---------- Exercise input ----------
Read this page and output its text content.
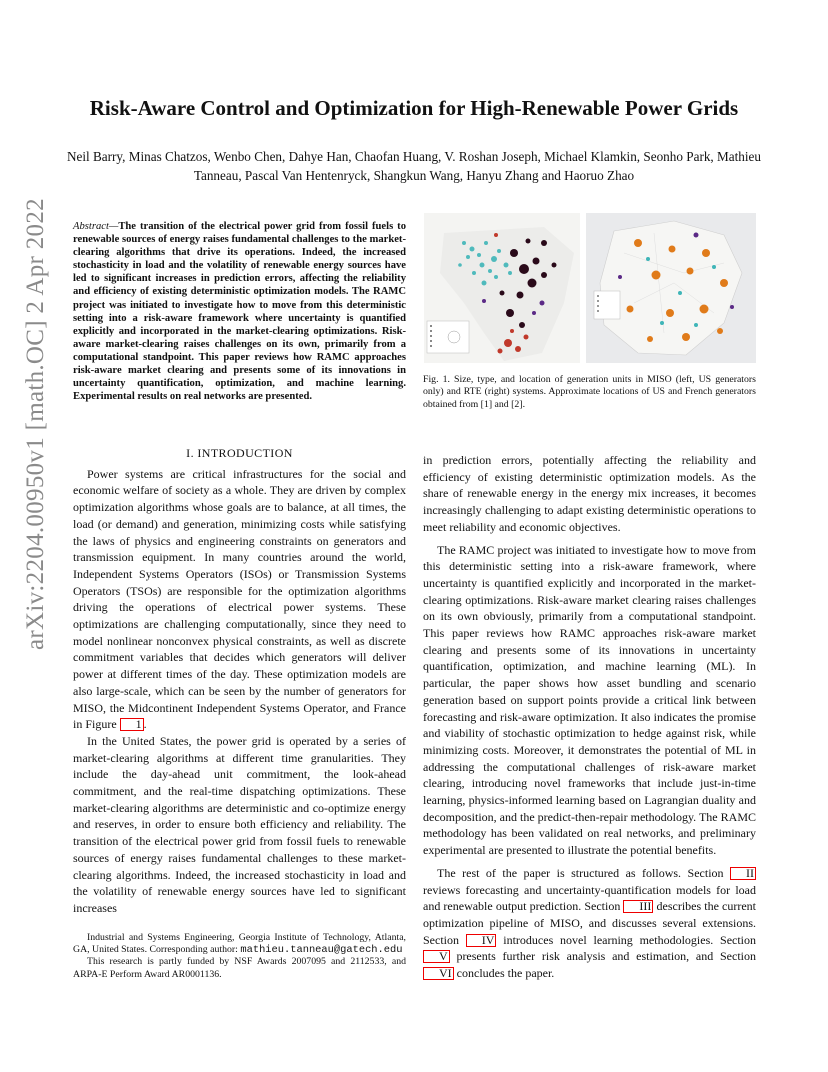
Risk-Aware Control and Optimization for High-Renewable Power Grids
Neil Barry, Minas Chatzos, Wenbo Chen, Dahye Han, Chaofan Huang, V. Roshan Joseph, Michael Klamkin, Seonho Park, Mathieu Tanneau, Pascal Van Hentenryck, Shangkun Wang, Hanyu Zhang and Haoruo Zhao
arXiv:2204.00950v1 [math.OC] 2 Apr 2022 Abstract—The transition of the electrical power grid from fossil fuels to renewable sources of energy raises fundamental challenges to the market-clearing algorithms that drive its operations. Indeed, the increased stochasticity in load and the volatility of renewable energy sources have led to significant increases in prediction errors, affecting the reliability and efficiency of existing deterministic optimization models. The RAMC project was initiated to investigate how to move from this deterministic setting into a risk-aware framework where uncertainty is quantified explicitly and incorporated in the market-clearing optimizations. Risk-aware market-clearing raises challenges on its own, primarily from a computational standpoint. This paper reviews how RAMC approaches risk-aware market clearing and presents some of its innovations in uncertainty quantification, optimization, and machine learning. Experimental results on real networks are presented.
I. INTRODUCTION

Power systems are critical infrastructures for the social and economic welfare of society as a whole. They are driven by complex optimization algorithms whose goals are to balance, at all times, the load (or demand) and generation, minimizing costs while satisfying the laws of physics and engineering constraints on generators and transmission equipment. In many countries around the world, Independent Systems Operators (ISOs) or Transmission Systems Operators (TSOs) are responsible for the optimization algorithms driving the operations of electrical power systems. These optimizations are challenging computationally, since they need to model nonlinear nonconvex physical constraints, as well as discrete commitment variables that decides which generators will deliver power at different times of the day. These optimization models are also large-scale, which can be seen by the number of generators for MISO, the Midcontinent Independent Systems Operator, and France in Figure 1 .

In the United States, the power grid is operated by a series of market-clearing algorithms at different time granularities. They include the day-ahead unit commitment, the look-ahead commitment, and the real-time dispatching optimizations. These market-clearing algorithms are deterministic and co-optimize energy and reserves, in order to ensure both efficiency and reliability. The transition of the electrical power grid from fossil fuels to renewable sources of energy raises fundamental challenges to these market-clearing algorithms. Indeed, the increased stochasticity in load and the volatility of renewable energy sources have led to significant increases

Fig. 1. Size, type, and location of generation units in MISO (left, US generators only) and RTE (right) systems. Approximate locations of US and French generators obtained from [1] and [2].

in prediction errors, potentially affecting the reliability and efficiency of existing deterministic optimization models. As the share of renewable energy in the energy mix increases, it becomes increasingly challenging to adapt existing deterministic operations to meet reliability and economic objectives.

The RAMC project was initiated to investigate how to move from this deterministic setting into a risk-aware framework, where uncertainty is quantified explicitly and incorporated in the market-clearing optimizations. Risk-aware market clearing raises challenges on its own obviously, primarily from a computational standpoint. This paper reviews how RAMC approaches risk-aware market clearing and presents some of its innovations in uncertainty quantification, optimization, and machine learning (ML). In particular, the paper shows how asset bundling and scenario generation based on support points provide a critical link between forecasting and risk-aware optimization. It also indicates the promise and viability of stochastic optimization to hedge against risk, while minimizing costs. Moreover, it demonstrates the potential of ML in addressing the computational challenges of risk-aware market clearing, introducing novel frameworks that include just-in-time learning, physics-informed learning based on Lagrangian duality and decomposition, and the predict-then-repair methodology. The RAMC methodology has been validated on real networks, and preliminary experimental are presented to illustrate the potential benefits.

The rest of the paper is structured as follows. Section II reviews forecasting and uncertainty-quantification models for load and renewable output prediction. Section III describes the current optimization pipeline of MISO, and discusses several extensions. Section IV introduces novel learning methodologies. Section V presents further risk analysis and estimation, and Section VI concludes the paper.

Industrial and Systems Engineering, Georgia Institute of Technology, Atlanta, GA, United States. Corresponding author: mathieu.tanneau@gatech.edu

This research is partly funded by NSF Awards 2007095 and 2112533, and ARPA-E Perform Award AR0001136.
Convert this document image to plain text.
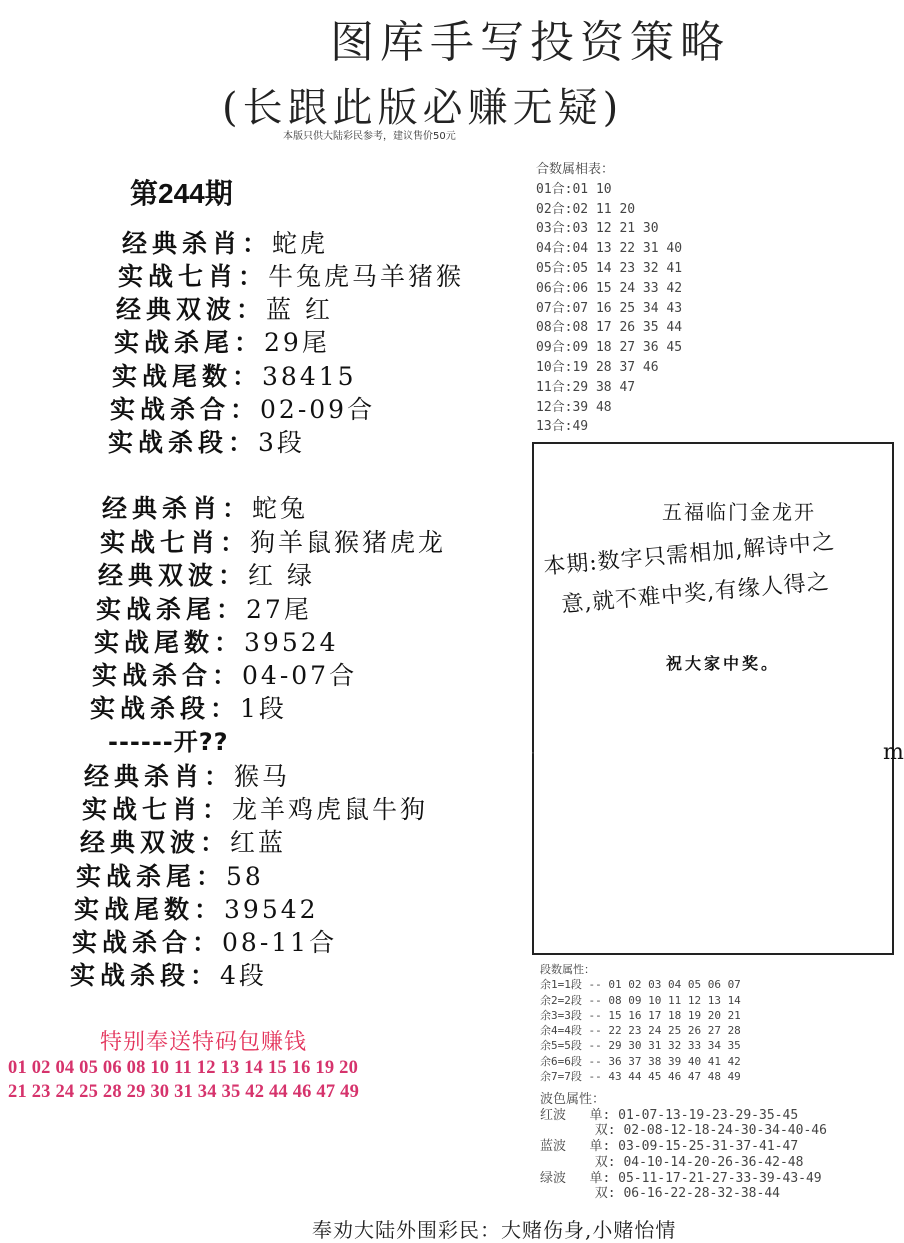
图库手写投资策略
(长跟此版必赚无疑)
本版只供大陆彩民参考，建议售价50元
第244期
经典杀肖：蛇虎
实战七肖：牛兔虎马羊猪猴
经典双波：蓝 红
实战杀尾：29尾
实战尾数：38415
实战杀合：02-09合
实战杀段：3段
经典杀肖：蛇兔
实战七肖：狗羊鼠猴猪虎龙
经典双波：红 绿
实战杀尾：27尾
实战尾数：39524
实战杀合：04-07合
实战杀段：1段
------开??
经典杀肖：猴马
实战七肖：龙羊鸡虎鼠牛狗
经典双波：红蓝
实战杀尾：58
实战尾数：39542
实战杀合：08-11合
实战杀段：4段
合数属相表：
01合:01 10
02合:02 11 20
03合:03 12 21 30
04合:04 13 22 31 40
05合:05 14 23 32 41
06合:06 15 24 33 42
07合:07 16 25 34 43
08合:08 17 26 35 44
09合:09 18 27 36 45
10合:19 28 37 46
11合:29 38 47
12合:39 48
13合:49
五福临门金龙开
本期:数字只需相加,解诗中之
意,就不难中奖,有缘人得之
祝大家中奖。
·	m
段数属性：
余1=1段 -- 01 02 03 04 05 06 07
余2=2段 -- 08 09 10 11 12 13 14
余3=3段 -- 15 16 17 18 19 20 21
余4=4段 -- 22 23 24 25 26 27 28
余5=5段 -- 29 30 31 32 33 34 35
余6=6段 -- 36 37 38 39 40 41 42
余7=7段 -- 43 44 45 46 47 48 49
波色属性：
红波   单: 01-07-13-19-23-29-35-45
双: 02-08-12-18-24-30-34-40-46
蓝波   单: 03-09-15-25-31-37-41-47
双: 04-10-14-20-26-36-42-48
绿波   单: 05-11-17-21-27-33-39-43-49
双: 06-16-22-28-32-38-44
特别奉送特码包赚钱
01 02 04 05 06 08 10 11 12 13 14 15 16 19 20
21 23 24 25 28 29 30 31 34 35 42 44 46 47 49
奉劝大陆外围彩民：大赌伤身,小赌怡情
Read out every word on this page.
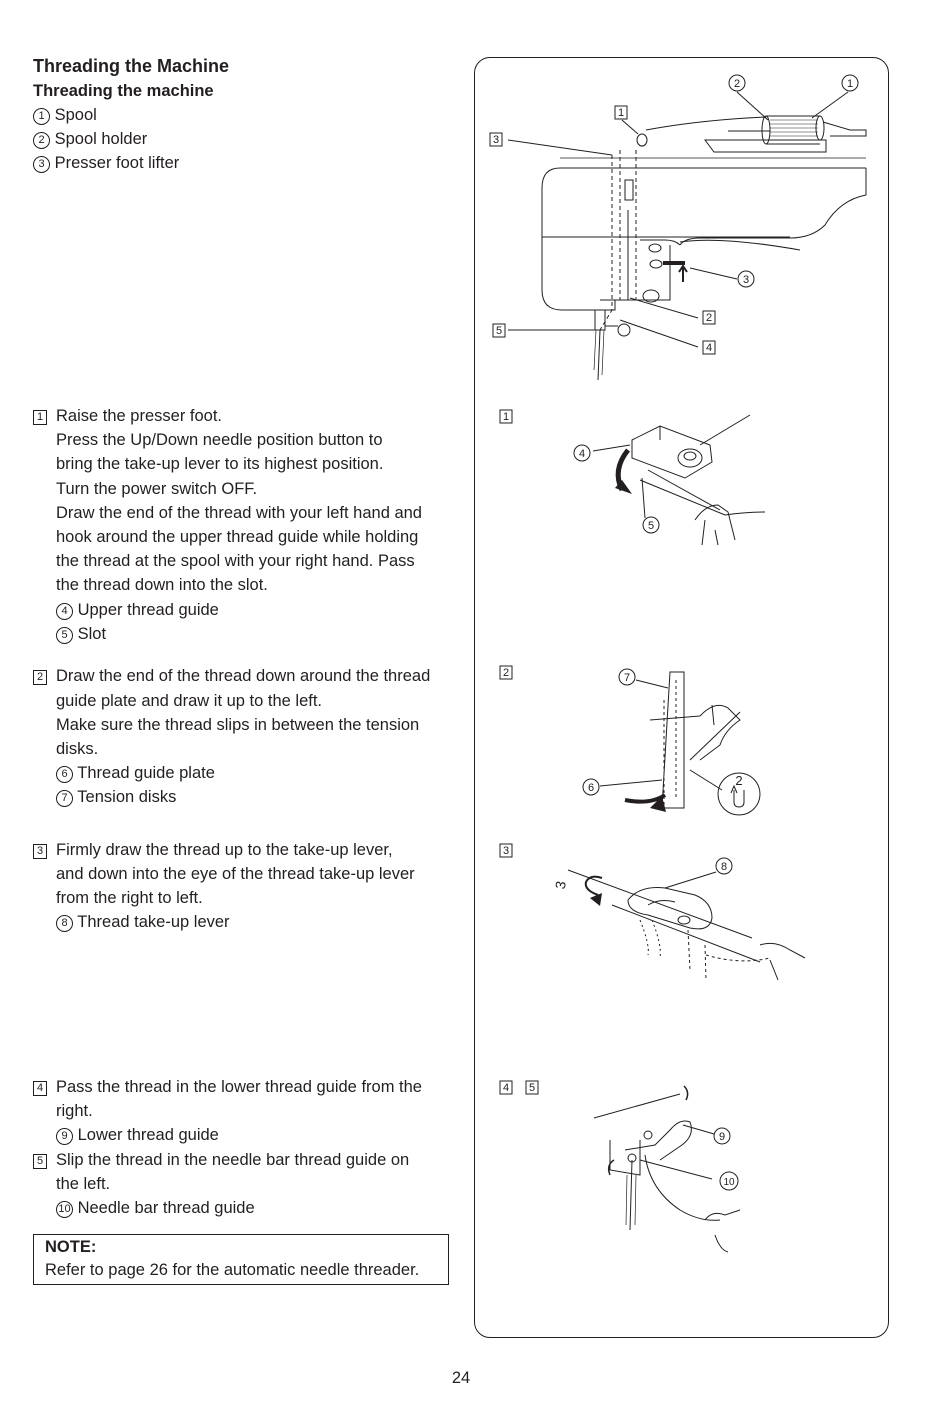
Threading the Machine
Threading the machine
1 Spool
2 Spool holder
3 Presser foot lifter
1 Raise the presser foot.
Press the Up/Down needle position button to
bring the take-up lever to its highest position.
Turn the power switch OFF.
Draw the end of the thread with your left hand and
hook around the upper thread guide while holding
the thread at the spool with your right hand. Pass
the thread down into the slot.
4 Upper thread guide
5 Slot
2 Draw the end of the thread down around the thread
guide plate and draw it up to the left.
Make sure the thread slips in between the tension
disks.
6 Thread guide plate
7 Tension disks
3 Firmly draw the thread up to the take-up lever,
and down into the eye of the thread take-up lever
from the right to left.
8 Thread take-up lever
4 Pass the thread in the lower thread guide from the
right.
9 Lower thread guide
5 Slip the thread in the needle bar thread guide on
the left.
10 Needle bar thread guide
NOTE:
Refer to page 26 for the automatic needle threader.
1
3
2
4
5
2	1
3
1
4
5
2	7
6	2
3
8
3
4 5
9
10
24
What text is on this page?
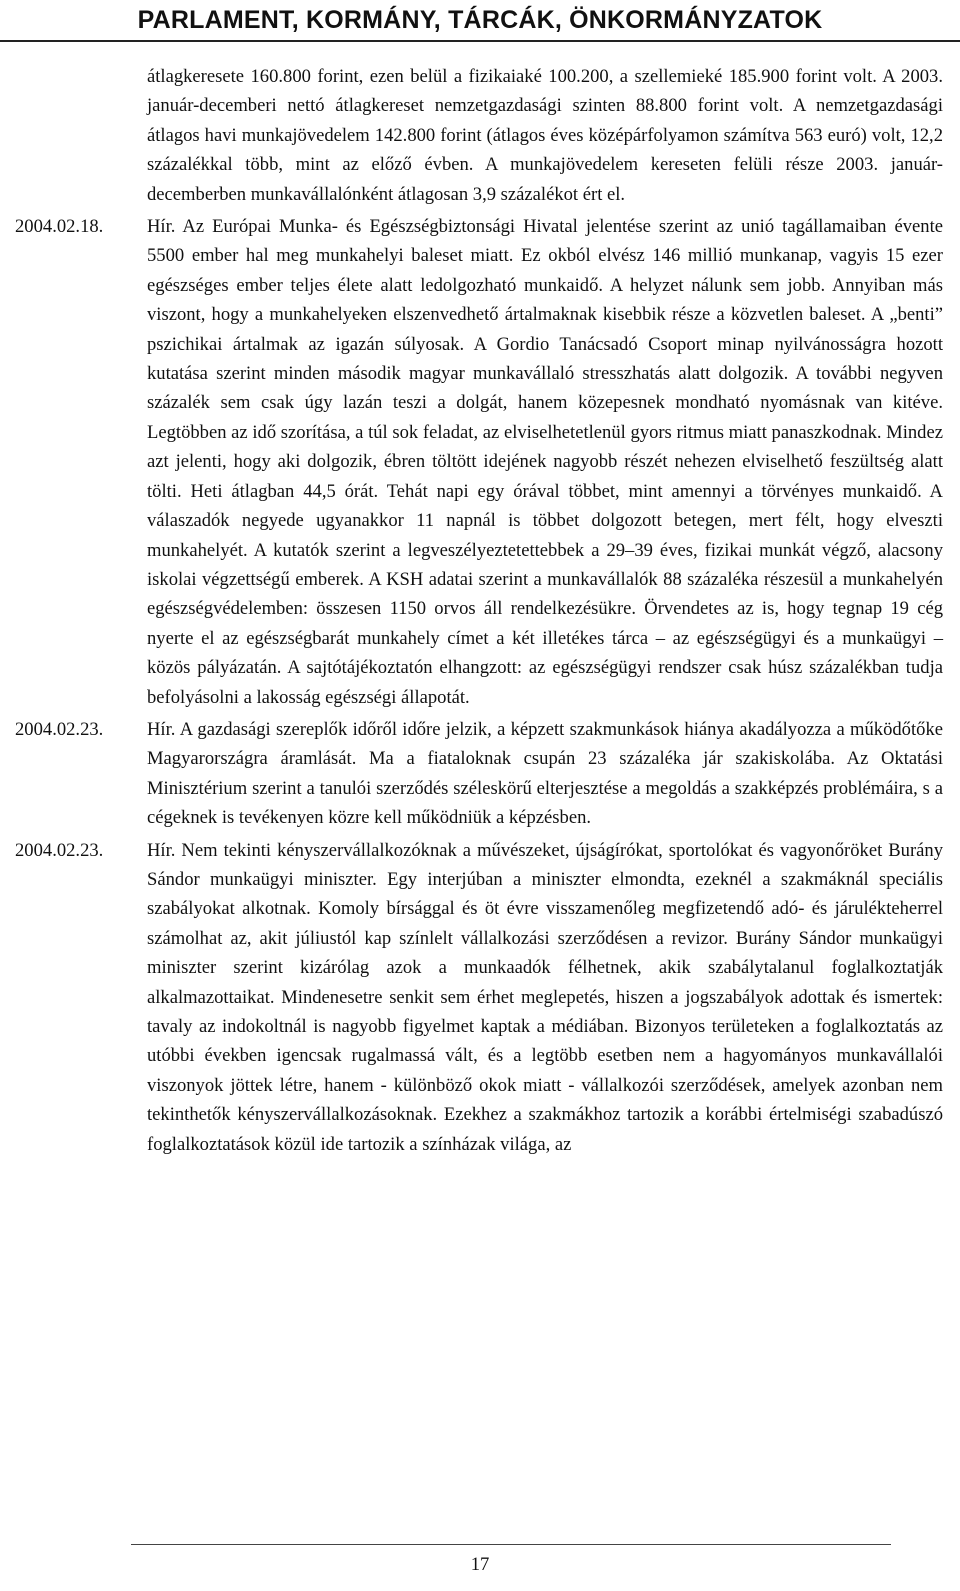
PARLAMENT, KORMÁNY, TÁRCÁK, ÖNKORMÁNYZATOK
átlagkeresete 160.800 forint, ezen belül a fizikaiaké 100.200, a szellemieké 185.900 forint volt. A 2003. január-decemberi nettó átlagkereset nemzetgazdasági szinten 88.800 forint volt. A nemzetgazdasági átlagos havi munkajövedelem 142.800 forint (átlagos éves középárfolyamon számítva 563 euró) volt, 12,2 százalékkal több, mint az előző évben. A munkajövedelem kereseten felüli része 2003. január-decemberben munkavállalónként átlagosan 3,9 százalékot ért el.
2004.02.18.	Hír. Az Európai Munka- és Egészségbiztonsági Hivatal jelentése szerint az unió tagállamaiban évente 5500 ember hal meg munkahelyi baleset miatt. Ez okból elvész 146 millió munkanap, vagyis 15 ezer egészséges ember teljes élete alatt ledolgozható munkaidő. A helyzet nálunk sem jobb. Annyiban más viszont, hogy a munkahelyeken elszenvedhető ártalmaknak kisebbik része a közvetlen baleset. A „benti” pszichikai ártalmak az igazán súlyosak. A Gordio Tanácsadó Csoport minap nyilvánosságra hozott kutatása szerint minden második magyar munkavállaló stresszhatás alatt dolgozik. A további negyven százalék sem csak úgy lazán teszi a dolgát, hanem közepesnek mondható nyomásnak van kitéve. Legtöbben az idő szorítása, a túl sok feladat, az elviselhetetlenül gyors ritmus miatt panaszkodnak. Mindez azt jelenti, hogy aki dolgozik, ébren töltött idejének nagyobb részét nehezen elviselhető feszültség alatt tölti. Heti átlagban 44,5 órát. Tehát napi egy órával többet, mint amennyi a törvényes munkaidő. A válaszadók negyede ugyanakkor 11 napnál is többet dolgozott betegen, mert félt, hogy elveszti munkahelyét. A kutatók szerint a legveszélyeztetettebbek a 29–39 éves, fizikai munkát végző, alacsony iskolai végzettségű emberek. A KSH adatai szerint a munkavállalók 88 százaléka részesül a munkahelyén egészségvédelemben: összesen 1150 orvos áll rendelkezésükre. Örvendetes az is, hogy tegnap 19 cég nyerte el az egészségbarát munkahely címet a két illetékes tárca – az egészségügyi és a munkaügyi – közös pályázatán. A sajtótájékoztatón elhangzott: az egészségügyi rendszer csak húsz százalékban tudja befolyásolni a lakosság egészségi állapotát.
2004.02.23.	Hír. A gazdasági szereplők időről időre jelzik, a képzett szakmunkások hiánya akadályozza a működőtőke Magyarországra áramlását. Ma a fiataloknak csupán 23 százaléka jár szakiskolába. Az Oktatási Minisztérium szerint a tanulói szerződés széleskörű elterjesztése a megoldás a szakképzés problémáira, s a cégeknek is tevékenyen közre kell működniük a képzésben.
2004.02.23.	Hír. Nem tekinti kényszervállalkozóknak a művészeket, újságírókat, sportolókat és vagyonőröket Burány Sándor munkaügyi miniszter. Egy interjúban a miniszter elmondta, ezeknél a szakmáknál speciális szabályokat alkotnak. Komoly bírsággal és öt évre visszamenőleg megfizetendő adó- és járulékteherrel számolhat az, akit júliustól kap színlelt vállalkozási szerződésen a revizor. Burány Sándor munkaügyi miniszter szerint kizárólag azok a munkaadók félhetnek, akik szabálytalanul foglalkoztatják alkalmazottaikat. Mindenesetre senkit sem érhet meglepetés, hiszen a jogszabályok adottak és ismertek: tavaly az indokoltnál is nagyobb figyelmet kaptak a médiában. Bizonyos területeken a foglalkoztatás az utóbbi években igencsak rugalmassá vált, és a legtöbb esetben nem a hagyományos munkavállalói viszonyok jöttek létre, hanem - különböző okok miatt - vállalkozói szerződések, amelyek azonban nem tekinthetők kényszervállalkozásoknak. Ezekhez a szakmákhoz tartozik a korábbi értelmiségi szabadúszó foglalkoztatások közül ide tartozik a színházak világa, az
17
----------
▸ **What you have to do**
Locate the word "lever" in the data above. Copy every line carrying it.

▸ **Finished task**
bring the take-up lever to its highest position.
3 Firmly draw the thread up to the take-up lever,
and down into the eye of the thread take-up lever
8 Thread take-up lever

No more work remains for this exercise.